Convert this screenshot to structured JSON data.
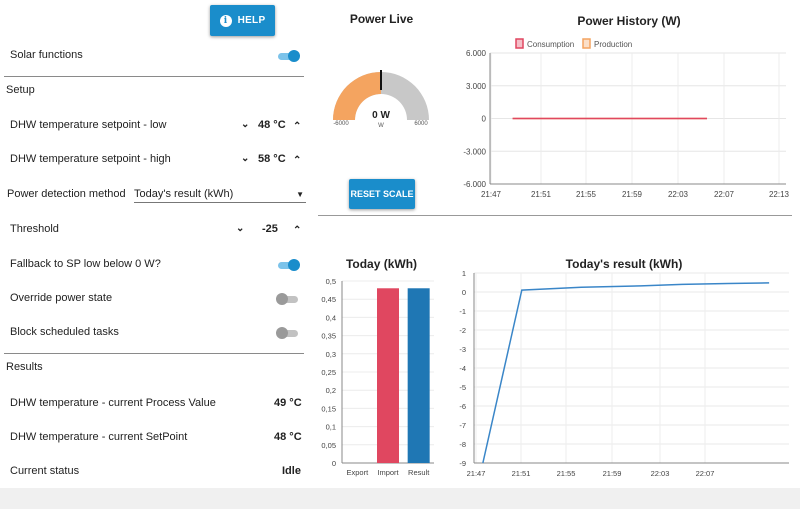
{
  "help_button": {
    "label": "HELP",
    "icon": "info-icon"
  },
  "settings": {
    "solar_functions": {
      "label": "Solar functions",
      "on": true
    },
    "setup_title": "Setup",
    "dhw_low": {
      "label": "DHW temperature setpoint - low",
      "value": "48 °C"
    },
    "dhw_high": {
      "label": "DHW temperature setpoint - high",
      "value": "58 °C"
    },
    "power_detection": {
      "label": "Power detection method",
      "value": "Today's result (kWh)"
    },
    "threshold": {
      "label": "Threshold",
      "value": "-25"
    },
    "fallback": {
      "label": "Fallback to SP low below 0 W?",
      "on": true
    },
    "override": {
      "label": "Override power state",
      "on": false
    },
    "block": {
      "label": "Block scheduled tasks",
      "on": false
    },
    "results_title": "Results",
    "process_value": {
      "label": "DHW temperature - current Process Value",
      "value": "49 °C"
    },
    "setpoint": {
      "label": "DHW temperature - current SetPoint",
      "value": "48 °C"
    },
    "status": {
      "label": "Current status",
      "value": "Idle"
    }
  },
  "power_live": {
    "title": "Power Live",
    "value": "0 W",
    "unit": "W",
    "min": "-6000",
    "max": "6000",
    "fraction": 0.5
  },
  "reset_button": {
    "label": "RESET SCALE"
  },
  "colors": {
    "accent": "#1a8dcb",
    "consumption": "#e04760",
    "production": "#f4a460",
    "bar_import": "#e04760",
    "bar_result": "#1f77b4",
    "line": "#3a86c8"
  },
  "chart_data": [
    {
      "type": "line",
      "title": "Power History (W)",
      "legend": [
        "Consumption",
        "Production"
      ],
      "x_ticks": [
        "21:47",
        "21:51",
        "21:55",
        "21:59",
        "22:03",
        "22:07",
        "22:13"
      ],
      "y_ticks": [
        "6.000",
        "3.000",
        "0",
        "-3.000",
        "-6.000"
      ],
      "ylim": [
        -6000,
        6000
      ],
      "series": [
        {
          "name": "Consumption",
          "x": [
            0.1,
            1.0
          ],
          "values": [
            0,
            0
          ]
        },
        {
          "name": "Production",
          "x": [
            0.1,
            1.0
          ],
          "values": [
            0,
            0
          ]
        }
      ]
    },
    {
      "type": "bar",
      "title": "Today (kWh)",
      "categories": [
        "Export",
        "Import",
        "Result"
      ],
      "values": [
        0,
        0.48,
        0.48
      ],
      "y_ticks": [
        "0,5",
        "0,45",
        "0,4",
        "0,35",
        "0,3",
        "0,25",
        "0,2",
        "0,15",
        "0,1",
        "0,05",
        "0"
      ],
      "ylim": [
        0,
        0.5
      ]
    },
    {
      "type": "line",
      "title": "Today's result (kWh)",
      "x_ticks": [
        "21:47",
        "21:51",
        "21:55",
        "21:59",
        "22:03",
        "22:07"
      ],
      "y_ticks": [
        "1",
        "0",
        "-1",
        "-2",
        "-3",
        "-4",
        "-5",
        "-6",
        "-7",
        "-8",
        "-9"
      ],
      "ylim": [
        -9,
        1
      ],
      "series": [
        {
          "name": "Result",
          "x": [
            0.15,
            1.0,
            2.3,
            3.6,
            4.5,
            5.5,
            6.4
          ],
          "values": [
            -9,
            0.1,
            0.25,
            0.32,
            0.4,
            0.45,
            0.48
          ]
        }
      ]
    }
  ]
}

═══

Problem description
Every line of the data should be copied as it stands, without the images.

Correct output
Convert this screenshot to structured JSON data.
{
  "help_button": {
    "label": "HELP",
    "icon": "info-icon"
  },
  "settings": {
    "solar_functions": {
      "label": "Solar functions",
      "on": true
    },
    "setup_title": "Setup",
    "dhw_low": {
      "label": "DHW temperature setpoint - low",
      "value": "48 °C"
    },
    "dhw_high": {
      "label": "DHW temperature setpoint - high",
      "value": "58 °C"
    },
    "power_detection": {
      "label": "Power detection method",
      "value": "Today's result (kWh)"
    },
    "threshold": {
      "label": "Threshold",
      "value": "-25"
    },
    "fallback": {
      "label": "Fallback to SP low below 0 W?",
      "on": true
    },
    "override": {
      "label": "Override power state",
      "on": false
    },
    "block": {
      "label": "Block scheduled tasks",
      "on": false
    },
    "results_title": "Results",
    "process_value": {
      "label": "DHW temperature - current Process Value",
      "value": "49 °C"
    },
    "setpoint": {
      "label": "DHW temperature - current SetPoint",
      "value": "48 °C"
    },
    "status": {
      "label": "Current status",
      "value": "Idle"
    }
  },
  "power_live": {
    "title": "Power Live",
    "value": "0 W",
    "unit": "W",
    "min": "-6000",
    "max": "6000",
    "fraction": 0.5
  },
  "reset_button": {
    "label": "RESET SCALE"
  },
  "colors": {
    "accent": "#1a8dcb",
    "consumption": "#e04760",
    "production": "#f4a460",
    "bar_import": "#e04760",
    "bar_result": "#1f77b4",
    "line": "#3a86c8"
  },
  "chart_data": [
    {
      "type": "line",
      "title": "Power History (W)",
      "legend": [
        "Consumption",
        "Production"
      ],
      "x_ticks": [
        "21:47",
        "21:51",
        "21:55",
        "21:59",
        "22:03",
        "22:07",
        "22:13"
      ],
      "y_ticks": [
        "6.000",
        "3.000",
        "0",
        "-3.000",
        "-6.000"
      ],
      "ylim": [
        -6000,
        6000
      ],
      "series": [
        {
          "name": "Consumption",
          "x": [
            0.1,
            1.0
          ],
          "values": [
            0,
            0
          ]
        },
        {
          "name": "Production",
          "x": [
            0.1,
            1.0
          ],
          "values": [
            0,
            0
          ]
        }
      ]
    },
    {
      "type": "bar",
      "title": "Today (kWh)",
      "categories": [
        "Export",
        "Import",
        "Result"
      ],
      "values": [
        0,
        0.48,
        0.48
      ],
      "y_ticks": [
        "0,5",
        "0,45",
        "0,4",
        "0,35",
        "0,3",
        "0,25",
        "0,2",
        "0,15",
        "0,1",
        "0,05",
        "0"
      ],
      "ylim": [
        0,
        0.5
      ]
    },
    {
      "type": "line",
      "title": "Today's result (kWh)",
      "x_ticks": [
        "21:47",
        "21:51",
        "21:55",
        "21:59",
        "22:03",
        "22:07"
      ],
      "y_ticks": [
        "1",
        "0",
        "-1",
        "-2",
        "-3",
        "-4",
        "-5",
        "-6",
        "-7",
        "-8",
        "-9"
      ],
      "ylim": [
        -9,
        1
      ],
      "series": [
        {
          "name": "Result",
          "x": [
            0.15,
            1.0,
            2.3,
            3.6,
            4.5,
            5.5,
            6.4
          ],
          "values": [
            -9,
            0.1,
            0.25,
            0.32,
            0.4,
            0.45,
            0.48
          ]
        }
      ]
    }
  ]
}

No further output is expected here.